Task objective :: Answer with one number: the count of lines in this material that hold the word "ингибирование".

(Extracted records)

********

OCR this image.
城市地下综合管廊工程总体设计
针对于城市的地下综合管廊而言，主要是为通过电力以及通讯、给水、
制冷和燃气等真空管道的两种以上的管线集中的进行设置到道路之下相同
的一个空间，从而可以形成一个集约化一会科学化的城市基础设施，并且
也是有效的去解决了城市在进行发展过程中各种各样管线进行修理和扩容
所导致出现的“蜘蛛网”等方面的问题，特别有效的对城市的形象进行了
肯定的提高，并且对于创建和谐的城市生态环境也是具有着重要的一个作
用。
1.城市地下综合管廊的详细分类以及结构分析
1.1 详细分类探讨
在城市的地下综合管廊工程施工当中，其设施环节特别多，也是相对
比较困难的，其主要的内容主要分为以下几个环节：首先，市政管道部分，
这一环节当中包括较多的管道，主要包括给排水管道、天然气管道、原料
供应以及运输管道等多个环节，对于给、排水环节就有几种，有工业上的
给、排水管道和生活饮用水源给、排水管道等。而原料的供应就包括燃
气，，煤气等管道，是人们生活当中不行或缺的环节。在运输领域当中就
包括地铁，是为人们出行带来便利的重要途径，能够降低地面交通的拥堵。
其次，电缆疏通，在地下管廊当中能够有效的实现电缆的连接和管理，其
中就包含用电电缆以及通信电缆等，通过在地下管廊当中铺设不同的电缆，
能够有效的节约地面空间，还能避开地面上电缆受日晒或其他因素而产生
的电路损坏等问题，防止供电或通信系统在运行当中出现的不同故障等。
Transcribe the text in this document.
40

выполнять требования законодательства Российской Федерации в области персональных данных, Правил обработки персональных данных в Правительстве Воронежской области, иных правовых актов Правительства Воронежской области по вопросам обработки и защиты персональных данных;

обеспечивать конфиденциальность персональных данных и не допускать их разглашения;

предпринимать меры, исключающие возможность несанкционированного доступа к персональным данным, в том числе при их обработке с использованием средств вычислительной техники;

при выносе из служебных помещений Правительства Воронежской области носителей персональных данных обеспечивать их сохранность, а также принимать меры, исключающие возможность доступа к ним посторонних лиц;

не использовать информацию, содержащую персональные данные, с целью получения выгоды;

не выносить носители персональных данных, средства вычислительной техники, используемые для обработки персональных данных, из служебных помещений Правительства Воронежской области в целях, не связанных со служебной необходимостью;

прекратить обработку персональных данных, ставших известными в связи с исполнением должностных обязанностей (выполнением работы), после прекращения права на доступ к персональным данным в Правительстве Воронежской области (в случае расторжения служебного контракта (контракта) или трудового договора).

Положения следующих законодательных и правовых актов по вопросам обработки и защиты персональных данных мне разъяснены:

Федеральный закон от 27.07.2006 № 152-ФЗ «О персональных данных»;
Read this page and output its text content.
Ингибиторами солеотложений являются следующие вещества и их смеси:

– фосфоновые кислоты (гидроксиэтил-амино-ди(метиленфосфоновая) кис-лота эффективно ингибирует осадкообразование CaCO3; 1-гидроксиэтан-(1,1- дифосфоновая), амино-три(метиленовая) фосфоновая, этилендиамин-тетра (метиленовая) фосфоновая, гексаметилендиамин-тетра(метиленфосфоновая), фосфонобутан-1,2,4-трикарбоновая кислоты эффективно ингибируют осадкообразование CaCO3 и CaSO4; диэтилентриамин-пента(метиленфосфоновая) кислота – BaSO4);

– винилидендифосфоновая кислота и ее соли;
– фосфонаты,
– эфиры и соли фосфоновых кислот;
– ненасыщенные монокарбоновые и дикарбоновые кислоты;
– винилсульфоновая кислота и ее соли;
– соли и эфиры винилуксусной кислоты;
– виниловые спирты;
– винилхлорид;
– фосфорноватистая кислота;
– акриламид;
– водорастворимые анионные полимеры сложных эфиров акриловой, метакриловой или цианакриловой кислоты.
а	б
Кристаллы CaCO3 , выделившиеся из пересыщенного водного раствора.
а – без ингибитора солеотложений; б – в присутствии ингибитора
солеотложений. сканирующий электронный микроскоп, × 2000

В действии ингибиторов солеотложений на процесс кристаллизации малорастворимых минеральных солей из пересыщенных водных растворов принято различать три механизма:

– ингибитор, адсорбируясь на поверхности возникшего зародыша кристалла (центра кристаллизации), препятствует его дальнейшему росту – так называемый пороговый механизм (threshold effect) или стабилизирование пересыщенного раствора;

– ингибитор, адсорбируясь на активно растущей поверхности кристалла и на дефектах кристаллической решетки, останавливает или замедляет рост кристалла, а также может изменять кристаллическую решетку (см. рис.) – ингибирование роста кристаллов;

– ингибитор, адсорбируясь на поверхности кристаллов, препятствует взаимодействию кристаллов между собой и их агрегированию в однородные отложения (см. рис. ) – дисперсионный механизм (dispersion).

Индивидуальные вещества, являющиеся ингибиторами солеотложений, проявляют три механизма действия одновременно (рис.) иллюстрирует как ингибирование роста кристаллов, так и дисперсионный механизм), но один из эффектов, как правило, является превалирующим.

********

Task answer :: 2